Poland’s chief rabbi embraces Pittsburgh partnership
Rabbi Michael Schudrich among those visiting Pittsburgh from Poland.
After a childhood spent in Patchogue, New York, Michael Schudrich visited Poland five times in the 1970s. By the time the Jewish day school graduate completed Stony Brook University in 1977, Schudrich felt called by the Eastern European country and its Jewish inhabitants, so when a professional opportunity arose in 1990, he jumped at the chance.
Poland is nearly 4,200 miles from New York, but in some ways accepting employment in “The Land of Fields” was a chance to come closer to home, as between 1983 and 1989 Schudrich worked in Tokyo, Japan, as a rabbi.
Pulpits in Poland and Japan had placed Schudrich thousands of miles from the south shore of Long Island, where his father served as a Conservative rabbi, but comparisons between Warsaw and Tokyo are realistically few, he explained.
The communities were about as similar as “apples and oranges,” he said. “Tokyo is fundamentally expatriates, foreigners or foreign Jews coming to Tokyo to work for several years for multinational companies, or young people just coming to hang out. In Warsaw, it’s people who have lived there for generations but have recently discovered they’re Jewish.”
Schudrich offered insight into Warsaw’s Jewish community, and his own biography, during a trip to Pittsburgh last week.
“Most people don’t realize that of the 3.5 million Jews before the war, 90% were murdered during the war by Germans and accomplices, leaving 10% alive — 350,000,” he said.
For those remaining Polish Jews, a series of choices impacted current communal realities, as after the war Polish Jews debated whether to leave Soviet-occupied communist Poland or remain but suppress any Jewish identity. In a sense it was “stay Jewish, leave communist Poland; stay in communist Poland, stop being Jewish,” said Schudrich. Those who chose the latter then debated whether to tell their children and grandchildren they were ever Jewish.
If one refrained from illuminating the past, “this deep, dark family secret stayed a secret for 50 years, from 1939 to 1989,” when Communism fell. “At that point, the Nazi survivors are confronted with the question: ‘Do I feel safe enough today to tell my children and grandchildren, friends, colleagues, neighbors that I’m really Jewish?’”
Schudrich arrived in Eastern Europe around the time many residents began navigating these complex waters.
“I’d say that the community and I kind of grew up together,” he said.
Schudrich holds ordination from the Jewish Theological Seminary and Yeshiva University, as well as a master’s degree from Columbia University. As a professional, he came to Poland first with the Ronald S. Lauder Foundation in 1990. In 2000, he became rabbi of Warsaw, and in 2004 accepted the position of chief rabbi of Poland.
Schudrich’s visit to Pittsburgh follows last April’s announcement that the Jewish Agency for Israel’s Partnership2Gether Peoplehood Platform added Warsaw as an additional partner to the Jewish Federation of Greater Pittsburgh; the Steel City has maintained decades-long ties to the northern Israeli regions of Karmiel and Misgav.

Records from a collection
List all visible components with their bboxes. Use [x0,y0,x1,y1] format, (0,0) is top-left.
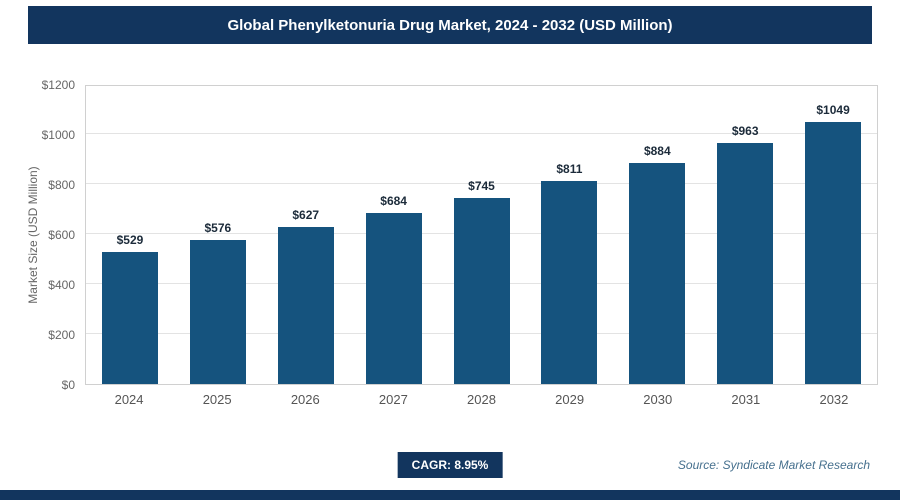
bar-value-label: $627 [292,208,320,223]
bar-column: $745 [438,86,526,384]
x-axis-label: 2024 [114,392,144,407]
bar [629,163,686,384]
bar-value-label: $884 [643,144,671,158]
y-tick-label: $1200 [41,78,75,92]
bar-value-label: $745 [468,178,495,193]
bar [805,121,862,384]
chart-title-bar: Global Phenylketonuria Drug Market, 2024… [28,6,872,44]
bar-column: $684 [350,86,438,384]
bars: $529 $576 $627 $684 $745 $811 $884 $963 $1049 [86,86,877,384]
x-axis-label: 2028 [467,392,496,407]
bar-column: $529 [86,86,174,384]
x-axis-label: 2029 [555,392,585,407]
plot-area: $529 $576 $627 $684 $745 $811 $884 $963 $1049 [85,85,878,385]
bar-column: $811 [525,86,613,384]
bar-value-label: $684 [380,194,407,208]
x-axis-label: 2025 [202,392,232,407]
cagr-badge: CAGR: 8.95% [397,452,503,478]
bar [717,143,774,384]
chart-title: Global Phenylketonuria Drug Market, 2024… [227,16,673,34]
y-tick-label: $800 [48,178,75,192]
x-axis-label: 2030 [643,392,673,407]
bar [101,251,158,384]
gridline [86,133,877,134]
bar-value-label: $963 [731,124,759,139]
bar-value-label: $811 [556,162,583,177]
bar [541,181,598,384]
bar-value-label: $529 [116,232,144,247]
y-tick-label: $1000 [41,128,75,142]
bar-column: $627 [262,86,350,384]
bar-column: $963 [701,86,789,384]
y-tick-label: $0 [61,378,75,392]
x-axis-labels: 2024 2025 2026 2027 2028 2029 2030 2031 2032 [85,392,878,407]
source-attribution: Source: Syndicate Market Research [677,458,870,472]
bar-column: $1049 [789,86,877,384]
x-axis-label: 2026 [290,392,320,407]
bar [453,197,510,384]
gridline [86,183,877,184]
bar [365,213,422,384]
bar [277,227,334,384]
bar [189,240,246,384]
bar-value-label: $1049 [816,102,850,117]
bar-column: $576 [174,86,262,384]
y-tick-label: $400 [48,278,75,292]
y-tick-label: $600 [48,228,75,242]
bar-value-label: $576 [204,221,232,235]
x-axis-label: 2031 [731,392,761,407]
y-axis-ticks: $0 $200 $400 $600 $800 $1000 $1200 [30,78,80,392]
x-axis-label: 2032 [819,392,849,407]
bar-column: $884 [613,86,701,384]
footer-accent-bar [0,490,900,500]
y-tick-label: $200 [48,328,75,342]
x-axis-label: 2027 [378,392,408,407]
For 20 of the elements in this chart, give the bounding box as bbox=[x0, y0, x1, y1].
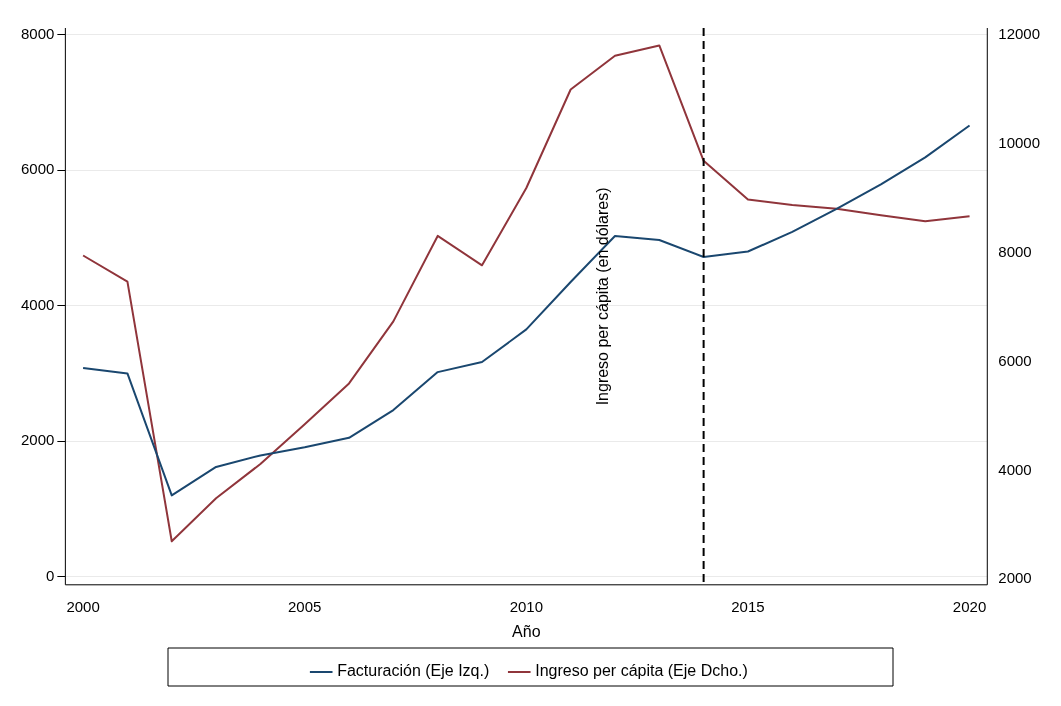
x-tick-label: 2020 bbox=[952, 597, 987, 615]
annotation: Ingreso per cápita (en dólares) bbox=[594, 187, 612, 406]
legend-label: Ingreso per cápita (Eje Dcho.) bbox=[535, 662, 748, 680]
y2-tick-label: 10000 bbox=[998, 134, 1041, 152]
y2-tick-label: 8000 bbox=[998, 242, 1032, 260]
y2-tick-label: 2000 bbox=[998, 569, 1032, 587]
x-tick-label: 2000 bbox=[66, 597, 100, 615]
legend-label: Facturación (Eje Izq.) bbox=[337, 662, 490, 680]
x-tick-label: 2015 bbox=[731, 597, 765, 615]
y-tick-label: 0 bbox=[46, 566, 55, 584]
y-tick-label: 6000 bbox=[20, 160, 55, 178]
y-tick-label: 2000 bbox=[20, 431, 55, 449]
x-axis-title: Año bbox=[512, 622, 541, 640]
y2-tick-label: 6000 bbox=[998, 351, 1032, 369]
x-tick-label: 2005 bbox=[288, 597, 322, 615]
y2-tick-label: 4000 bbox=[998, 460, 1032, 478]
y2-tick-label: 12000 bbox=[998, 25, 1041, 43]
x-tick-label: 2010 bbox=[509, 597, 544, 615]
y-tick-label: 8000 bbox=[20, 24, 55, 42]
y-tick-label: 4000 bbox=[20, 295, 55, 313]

• [CHALLENGE 1]:
Condense the paragraph beginning "Schudrich holds ordination" in the article on Poland's chief rabbi above into a short list, keeping its main facts.
• [CHALLENGE 2]:
Write the next part of the article on Poland's chief rabbi and the Pittsburgh partnership, starting after its final paragraph.

• [REPLY 1]:
- Ordained by the Jewish Theological Seminary and Yeshiva University
- Holds a master's degree from Columbia University
- 1990: first came to Poland professionally, with the Ronald S. Lauder Foundation
- 2000: became rabbi of Warsaw
- 2004: accepted the position of chief rabbi of Poland

• [REPLY 2]:
“We’re hoping to add a new dimension, a new layer of Jewish peoplehood to our work,” said Debbie Swartz, Federation’s overseas planning associate.
Welcoming Warsaw “can put a mirror up in front of our faces, in Pittsburgh and Karmiel/Misgav, of our Jewish identity by understanding the journey that they’re going through in Warsaw as an emerging Jewish community since the fall of communism; what that journey is for them; and how does that potentially inspire us; and what they can learn from us about building a Jewish community,” she added.
Swartz was among those who talked to Schudrich and four other visiting Polish Jewish professionals about Pittsburgh’s relationship with Karmiel and Misgav and the realities of local Jewish life.
Daylong meetings, including those at the Jewish Community Center of Greater Pittsburgh, provided insight into the programs that already exist between Pittsburgh’s Federation and Karmiel/Misgav, and the ones that Poland or Warsaw can join immediately or in the future.
“We’re thinking about all kinds of possibilities, different ways to integrate them into our programs, different programs, so it is both exciting and it is both challenging because we’ve been in this relationship with Karmiel/Misgav for 25 years,” said Swartz. “It’s like when any new family member comes in. You all have to learn how to work with each other, so that’s what we’re trying to do, and yes we hope to eventually get to the point where it’s working really well but we literally just started. And we’re taking it slow, we’re taking it with baby steps.”
Approximately 10,000 Jews currently live in Poland, according to the World Jewish Congress.
Schudrich is optimistic about his community, as in Warsaw, the number of active Jews is rising, he explained.
“Official members of the community in Warsaw is now over 700,” he said. “That’s up from five years ago, from 250, and more importantly the median age has dropped from like 65 to 45.”
Population growth is reflected by interest, he explained: “People are now ready to affiliate.”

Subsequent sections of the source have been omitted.